## GOAL OF THE EXERCISE
A line counts if it contains the word "suffix" at least once. State how many such lines the records contain, giving the number alone.

## RECORDED DATA
__________

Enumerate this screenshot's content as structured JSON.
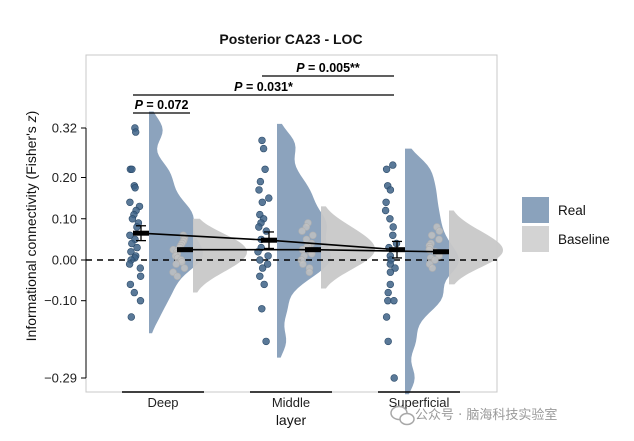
{
  "chart_data": {
    "type": "raincloud",
    "title": "Posterior CA23 - LOC",
    "xlabel": "layer",
    "ylabel_main": "Informational connectivity (Fisher's ",
    "ylabel_italic": "z",
    "ylabel_close": ")",
    "ylim": [
      -0.29,
      0.32
    ],
    "yticks": [
      -0.29,
      -0.1,
      0.0,
      0.1,
      0.2,
      0.32
    ],
    "ytick_labels": [
      "−0.29",
      "−0.10",
      "0.00",
      "0.10",
      "0.20",
      "0.32"
    ],
    "reference_line": 0,
    "categories": [
      "Deep",
      "Middle",
      "Superficial"
    ],
    "series": [
      {
        "name": "Real",
        "color": "#7f99b6",
        "point_color": "#3d6286",
        "means": [
          0.065,
          0.048,
          0.025
        ],
        "errors": [
          0.018,
          0.02,
          0.02
        ],
        "points": [
          [
            0.32,
            0.31,
            0.22,
            0.22,
            0.18,
            0.175,
            0.14,
            0.13,
            0.12,
            0.11,
            0.1,
            0.09,
            0.08,
            0.06,
            0.05,
            0.04,
            0.03,
            0.02,
            0.01,
            0.005,
            0.0,
            -0.01,
            -0.02,
            -0.04,
            -0.06,
            -0.08,
            -0.1,
            -0.14
          ],
          [
            0.29,
            0.27,
            0.22,
            0.19,
            0.17,
            0.15,
            0.14,
            0.11,
            0.1,
            0.09,
            0.08,
            0.07,
            0.05,
            0.03,
            0.02,
            0.01,
            0.0,
            -0.01,
            -0.02,
            -0.04,
            -0.06,
            -0.12,
            -0.2
          ],
          [
            0.23,
            0.22,
            0.18,
            0.17,
            0.14,
            0.12,
            0.1,
            0.08,
            0.06,
            0.04,
            0.03,
            0.01,
            0.0,
            -0.01,
            -0.02,
            -0.03,
            -0.06,
            -0.08,
            -0.1,
            -0.1,
            -0.14,
            -0.2,
            -0.29
          ]
        ]
      },
      {
        "name": "Baseline",
        "color": "#c8c8c8",
        "point_color": "#c2c2c2",
        "means": [
          0.025,
          0.025,
          0.02
        ],
        "errors": [
          0.004,
          0.004,
          0.004
        ],
        "points": [
          [
            0.06,
            0.055,
            0.05,
            0.045,
            0.04,
            0.035,
            0.03,
            0.025,
            0.02,
            0.015,
            0.01,
            0.005,
            0.0,
            -0.005,
            -0.01,
            -0.02,
            -0.03,
            -0.04
          ],
          [
            0.09,
            0.08,
            0.07,
            0.06,
            0.05,
            0.04,
            0.035,
            0.03,
            0.025,
            0.02,
            0.015,
            0.01,
            0.0,
            -0.01,
            -0.02,
            -0.03
          ],
          [
            0.08,
            0.07,
            0.06,
            0.05,
            0.04,
            0.035,
            0.03,
            0.025,
            0.02,
            0.015,
            0.01,
            0.005,
            0.0,
            -0.01,
            -0.02
          ]
        ]
      }
    ],
    "significance": [
      {
        "from": 0,
        "to": 1,
        "label": "P = 0.072",
        "prefix": "P",
        "suffix": " = 0.072"
      },
      {
        "from": 0,
        "to": 2,
        "label": "P = 0.031*",
        "prefix": "P",
        "suffix": " = 0.031*"
      },
      {
        "from": 1,
        "to": 2,
        "label": "P = 0.005**",
        "prefix": "P",
        "suffix": " = 0.005**"
      }
    ],
    "legend": [
      {
        "label": "Real",
        "color": "#8aa2bc"
      },
      {
        "label": "Baseline",
        "color": "#d3d3d3"
      }
    ]
  },
  "watermark": "公众号 · 脑海科技实验室",
  "watermark_icon": "wechat-icon"
}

__________

## EXERCISE RESPONSE
3